▸ **Records shown**
****************
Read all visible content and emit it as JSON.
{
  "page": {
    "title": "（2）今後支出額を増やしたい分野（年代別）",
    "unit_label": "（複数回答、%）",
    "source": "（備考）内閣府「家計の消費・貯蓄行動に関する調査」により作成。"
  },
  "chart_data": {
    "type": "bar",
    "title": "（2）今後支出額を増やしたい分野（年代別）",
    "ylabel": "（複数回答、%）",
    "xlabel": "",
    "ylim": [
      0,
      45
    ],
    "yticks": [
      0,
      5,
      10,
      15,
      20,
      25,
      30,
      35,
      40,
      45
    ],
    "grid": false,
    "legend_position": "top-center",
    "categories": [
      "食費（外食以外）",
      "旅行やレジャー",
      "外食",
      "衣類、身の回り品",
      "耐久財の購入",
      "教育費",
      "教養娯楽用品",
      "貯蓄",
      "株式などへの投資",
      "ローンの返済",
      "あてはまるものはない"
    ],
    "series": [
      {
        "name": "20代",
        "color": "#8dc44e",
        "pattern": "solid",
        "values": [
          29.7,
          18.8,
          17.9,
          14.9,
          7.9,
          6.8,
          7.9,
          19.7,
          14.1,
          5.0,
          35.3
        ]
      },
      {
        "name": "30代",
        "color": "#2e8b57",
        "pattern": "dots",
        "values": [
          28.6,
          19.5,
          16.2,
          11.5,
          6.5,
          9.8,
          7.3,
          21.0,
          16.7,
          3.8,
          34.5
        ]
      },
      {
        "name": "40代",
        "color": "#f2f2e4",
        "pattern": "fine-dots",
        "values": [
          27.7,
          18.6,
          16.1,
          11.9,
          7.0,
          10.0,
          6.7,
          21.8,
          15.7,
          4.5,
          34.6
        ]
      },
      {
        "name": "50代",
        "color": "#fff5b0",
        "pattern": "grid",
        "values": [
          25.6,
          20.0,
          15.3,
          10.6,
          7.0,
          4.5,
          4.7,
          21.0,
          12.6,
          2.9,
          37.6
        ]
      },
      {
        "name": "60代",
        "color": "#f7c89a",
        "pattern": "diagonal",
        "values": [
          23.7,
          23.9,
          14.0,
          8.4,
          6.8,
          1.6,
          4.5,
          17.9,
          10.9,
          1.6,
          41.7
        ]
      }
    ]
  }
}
****************
▸ **What to work on**
Quote every entry exactly.

▸ **Written response**
Read all visible content and emit it as JSON.
{
  "page": {
    "title": "（2）今後支出額を増やしたい分野（年代別）",
    "unit_label": "（複数回答、%）",
    "source": "（備考）内閣府「家計の消費・貯蓄行動に関する調査」により作成。"
  },
  "chart_data": {
    "type": "bar",
    "title": "（2）今後支出額を増やしたい分野（年代別）",
    "ylabel": "（複数回答、%）",
    "xlabel": "",
    "ylim": [
      0,
      45
    ],
    "yticks": [
      0,
      5,
      10,
      15,
      20,
      25,
      30,
      35,
      40,
      45
    ],
    "grid": false,
    "legend_position": "top-center",
    "categories": [
      "食費（外食以外）",
      "旅行やレジャー",
      "外食",
      "衣類、身の回り品",
      "耐久財の購入",
      "教育費",
      "教養娯楽用品",
      "貯蓄",
      "株式などへの投資",
      "ローンの返済",
      "あてはまるものはない"
    ],
    "series": [
      {
        "name": "20代",
        "color": "#8dc44e",
        "pattern": "solid",
        "values": [
          29.7,
          18.8,
          17.9,
          14.9,
          7.9,
          6.8,
          7.9,
          19.7,
          14.1,
          5.0,
          35.3
        ]
      },
      {
        "name": "30代",
        "color": "#2e8b57",
        "pattern": "dots",
        "values": [
          28.6,
          19.5,
          16.2,
          11.5,
          6.5,
          9.8,
          7.3,
          21.0,
          16.7,
          3.8,
          34.5
        ]
      },
      {
        "name": "40代",
        "color": "#f2f2e4",
        "pattern": "fine-dots",
        "values": [
          27.7,
          18.6,
          16.1,
          11.9,
          7.0,
          10.0,
          6.7,
          21.8,
          15.7,
          4.5,
          34.6
        ]
      },
      {
        "name": "50代",
        "color": "#fff5b0",
        "pattern": "grid",
        "values": [
          25.6,
          20.0,
          15.3,
          10.6,
          7.0,
          4.5,
          4.7,
          21.0,
          12.6,
          2.9,
          37.6
        ]
      },
      {
        "name": "60代",
        "color": "#f7c89a",
        "pattern": "diagonal",
        "values": [
          23.7,
          23.9,
          14.0,
          8.4,
          6.8,
          1.6,
          4.5,
          17.9,
          10.9,
          1.6,
          41.7
        ]
      }
    ]
  }
}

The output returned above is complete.